(Records that describe figures)
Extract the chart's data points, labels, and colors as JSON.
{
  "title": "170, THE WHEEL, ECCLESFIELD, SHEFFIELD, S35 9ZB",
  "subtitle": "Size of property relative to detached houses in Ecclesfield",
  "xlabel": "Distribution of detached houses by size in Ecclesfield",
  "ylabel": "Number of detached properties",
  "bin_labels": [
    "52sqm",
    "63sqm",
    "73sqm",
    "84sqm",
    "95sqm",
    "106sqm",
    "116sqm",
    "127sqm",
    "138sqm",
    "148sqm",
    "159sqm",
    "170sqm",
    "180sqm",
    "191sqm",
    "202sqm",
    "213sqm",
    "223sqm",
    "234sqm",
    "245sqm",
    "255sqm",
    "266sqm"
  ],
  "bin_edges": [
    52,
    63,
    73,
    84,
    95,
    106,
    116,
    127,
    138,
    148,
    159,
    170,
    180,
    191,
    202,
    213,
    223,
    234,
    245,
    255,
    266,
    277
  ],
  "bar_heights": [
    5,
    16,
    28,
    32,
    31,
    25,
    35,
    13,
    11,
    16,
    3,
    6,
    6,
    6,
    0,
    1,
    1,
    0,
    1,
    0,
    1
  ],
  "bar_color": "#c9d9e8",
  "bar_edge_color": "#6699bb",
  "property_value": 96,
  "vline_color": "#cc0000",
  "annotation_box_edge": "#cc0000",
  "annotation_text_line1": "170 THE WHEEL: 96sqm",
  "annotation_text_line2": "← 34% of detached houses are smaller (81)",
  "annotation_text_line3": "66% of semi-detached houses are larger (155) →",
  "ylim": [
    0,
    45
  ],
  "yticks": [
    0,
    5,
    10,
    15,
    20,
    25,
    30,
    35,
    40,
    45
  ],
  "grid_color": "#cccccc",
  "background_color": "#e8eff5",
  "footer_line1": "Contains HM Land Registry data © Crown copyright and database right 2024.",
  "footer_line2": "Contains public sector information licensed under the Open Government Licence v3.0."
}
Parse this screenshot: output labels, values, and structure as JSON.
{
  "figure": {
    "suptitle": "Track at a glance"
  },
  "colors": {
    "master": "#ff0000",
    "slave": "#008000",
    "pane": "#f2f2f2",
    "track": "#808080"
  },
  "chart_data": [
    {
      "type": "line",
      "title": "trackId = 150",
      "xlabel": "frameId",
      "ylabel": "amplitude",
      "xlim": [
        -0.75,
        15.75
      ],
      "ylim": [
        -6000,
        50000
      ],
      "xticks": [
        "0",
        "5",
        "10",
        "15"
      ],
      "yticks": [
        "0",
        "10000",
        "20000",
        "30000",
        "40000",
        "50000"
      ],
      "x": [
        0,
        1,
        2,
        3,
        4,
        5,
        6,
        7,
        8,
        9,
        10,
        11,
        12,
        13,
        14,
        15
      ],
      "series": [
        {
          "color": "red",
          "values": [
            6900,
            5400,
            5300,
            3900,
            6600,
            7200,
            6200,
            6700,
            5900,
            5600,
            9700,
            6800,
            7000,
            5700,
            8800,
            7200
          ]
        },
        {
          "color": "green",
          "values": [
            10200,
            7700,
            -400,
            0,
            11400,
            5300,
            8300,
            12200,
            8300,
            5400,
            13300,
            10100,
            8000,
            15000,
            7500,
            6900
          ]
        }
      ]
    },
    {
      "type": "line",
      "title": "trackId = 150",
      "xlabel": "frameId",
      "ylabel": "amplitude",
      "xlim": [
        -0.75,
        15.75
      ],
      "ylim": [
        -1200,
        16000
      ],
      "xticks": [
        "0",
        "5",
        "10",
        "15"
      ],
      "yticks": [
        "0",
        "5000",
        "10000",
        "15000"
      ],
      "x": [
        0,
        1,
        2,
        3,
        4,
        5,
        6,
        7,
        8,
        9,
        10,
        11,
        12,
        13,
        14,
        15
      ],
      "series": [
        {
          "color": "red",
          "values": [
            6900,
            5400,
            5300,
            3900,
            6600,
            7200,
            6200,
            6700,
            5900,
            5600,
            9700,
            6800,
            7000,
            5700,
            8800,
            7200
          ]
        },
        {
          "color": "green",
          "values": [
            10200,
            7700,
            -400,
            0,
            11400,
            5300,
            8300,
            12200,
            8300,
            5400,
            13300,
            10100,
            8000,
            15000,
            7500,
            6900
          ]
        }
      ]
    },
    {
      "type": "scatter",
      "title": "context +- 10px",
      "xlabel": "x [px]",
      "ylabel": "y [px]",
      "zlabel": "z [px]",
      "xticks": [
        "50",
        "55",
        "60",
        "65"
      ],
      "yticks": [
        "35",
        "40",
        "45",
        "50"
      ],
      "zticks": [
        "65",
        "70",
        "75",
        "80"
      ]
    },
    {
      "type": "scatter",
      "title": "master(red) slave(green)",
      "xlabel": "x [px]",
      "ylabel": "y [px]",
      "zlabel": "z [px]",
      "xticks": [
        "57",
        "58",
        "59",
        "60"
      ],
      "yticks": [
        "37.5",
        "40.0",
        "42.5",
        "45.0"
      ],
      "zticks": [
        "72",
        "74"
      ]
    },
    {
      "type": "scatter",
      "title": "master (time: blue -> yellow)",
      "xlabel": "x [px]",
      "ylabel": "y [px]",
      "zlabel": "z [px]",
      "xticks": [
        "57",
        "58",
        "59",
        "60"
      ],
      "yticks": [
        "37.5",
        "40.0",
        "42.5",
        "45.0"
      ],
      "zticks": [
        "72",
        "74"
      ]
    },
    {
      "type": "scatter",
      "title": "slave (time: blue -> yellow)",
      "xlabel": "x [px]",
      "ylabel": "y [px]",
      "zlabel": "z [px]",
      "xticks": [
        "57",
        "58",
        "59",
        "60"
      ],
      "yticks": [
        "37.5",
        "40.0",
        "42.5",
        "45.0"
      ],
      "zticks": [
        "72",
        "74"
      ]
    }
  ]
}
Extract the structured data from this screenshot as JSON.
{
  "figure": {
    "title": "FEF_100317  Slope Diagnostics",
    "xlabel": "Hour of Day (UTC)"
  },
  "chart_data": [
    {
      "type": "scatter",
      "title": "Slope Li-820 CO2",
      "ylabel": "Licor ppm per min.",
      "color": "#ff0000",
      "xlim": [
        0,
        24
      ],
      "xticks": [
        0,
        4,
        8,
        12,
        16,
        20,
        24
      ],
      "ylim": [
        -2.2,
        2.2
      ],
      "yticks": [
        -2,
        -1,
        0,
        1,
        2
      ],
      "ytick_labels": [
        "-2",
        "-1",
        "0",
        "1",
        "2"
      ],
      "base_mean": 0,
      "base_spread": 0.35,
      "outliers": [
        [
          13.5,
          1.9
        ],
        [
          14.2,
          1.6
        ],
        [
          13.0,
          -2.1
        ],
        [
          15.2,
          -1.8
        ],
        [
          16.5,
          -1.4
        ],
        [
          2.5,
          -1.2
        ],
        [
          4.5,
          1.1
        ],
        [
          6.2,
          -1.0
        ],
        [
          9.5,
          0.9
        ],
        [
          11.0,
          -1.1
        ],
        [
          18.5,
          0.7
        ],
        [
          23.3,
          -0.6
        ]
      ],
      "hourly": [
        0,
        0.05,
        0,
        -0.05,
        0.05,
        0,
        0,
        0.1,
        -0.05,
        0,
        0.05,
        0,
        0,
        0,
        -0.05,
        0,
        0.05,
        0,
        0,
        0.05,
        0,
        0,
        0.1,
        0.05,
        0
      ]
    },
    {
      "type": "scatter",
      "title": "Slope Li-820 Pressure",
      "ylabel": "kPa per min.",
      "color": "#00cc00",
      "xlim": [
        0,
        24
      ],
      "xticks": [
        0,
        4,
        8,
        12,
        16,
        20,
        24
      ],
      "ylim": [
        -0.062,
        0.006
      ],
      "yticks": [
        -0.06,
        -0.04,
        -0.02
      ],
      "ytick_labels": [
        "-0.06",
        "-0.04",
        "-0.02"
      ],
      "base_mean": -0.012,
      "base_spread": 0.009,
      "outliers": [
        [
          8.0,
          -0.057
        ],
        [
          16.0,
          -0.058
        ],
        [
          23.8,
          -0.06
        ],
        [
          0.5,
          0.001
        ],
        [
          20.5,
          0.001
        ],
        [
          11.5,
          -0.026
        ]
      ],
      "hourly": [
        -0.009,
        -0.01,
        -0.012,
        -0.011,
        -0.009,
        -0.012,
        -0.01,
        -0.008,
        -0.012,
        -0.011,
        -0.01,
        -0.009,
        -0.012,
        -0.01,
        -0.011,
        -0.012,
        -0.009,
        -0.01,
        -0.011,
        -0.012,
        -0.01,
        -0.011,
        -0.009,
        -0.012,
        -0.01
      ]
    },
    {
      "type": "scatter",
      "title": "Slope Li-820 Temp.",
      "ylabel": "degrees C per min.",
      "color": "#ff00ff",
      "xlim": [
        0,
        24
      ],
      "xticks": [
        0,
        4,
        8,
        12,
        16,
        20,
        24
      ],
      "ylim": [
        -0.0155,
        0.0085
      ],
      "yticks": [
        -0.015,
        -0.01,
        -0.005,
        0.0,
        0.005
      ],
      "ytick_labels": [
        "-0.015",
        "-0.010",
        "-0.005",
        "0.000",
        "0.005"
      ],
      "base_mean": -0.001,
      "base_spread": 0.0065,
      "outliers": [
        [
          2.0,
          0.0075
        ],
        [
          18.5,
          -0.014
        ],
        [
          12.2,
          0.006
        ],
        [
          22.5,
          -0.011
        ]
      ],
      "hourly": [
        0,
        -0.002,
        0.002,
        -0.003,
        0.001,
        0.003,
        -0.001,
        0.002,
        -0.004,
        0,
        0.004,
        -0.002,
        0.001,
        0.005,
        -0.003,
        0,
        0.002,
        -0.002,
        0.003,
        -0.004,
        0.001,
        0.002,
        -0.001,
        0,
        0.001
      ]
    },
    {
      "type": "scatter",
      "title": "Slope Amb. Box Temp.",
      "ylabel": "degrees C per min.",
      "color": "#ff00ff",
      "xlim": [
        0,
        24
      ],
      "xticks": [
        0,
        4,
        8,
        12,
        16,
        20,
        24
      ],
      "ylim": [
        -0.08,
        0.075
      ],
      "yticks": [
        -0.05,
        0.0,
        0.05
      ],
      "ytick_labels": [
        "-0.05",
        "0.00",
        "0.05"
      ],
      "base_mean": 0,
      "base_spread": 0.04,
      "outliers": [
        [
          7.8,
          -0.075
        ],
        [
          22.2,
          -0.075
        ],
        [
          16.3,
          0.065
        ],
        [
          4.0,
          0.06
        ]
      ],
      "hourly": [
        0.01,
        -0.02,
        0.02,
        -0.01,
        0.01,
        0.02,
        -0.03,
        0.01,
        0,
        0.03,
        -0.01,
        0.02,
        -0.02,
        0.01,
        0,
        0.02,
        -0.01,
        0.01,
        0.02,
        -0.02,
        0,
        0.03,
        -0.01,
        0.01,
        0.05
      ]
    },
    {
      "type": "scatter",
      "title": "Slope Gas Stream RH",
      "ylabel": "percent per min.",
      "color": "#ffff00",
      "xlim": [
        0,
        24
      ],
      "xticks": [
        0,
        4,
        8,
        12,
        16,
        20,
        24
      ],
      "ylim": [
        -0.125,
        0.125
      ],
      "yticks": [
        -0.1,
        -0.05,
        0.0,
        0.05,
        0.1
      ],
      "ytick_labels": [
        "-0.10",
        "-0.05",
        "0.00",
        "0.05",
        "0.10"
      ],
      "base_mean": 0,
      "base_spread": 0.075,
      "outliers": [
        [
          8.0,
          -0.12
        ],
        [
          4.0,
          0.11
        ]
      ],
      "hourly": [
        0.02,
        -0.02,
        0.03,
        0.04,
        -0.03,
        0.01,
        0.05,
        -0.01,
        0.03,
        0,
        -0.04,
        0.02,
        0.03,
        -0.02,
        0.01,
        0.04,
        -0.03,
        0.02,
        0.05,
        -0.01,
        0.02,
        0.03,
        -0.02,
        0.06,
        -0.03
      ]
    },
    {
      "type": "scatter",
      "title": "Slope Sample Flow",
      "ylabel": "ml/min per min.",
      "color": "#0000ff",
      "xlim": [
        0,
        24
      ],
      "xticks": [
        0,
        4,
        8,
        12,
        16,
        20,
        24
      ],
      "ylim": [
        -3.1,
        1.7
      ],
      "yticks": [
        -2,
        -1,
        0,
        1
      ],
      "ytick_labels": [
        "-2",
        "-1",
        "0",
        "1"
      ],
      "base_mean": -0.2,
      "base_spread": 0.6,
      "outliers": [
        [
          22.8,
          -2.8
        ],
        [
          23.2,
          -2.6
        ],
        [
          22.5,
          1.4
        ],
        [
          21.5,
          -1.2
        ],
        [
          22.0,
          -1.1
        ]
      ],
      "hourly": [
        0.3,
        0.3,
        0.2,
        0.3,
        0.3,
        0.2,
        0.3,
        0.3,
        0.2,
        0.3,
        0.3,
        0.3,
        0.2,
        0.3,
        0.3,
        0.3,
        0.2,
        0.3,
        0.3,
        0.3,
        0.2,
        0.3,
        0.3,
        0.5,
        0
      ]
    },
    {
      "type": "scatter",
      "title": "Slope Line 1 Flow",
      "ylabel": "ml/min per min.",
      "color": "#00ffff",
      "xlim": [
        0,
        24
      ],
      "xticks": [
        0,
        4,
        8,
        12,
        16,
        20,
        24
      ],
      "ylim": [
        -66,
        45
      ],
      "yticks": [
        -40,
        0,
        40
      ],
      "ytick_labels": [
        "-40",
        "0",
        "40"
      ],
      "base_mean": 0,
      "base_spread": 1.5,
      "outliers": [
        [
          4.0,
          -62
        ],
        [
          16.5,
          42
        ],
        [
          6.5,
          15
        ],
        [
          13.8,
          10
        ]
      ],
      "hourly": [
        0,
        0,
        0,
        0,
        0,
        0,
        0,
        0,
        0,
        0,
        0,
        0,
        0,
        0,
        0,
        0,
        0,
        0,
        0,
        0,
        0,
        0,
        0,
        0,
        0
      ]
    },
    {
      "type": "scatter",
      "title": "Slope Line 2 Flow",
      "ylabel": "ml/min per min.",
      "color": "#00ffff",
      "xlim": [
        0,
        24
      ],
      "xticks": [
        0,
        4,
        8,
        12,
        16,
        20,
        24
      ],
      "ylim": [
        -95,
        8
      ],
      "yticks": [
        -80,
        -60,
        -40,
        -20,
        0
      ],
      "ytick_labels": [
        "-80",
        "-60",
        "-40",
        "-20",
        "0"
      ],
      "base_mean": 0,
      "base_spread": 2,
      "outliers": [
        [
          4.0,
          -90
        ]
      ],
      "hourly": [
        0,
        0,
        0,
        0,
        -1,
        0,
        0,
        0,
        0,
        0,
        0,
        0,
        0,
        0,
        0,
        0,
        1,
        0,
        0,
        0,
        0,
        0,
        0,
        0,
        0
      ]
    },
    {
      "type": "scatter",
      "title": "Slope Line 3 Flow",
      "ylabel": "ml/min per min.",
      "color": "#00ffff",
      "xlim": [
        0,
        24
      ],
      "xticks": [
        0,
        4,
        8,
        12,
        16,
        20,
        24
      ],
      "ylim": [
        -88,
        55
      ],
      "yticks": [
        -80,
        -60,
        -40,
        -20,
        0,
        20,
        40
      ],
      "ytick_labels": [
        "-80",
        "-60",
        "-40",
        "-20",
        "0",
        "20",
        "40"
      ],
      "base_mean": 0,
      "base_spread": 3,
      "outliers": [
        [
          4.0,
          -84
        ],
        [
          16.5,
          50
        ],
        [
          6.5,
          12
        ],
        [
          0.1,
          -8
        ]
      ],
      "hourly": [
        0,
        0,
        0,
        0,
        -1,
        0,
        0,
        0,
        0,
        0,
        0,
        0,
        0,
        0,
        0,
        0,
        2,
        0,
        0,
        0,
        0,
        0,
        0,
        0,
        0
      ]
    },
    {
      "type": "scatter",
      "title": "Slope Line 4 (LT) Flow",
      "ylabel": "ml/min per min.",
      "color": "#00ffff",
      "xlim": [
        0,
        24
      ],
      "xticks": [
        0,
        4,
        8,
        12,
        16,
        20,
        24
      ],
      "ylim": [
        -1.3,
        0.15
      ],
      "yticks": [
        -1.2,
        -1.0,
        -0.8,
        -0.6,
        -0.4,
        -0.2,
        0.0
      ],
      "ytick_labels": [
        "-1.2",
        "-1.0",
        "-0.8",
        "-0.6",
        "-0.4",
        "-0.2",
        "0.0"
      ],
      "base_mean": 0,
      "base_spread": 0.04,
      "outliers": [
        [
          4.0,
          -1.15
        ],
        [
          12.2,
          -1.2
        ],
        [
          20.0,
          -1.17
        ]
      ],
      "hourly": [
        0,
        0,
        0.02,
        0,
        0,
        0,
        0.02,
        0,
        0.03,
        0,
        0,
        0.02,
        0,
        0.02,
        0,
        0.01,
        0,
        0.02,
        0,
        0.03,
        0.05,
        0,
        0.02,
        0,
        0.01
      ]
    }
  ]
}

§ **TASK GOAL**: Report all lines of the data that include the word "JSON".

§ **COMPLETED EXERCISE**:
Extract the chart's data points, labels, and colors as JSON.
Parse this screenshot: output labels, values, and structure as JSON.
Extract the structured data from this screenshot as JSON.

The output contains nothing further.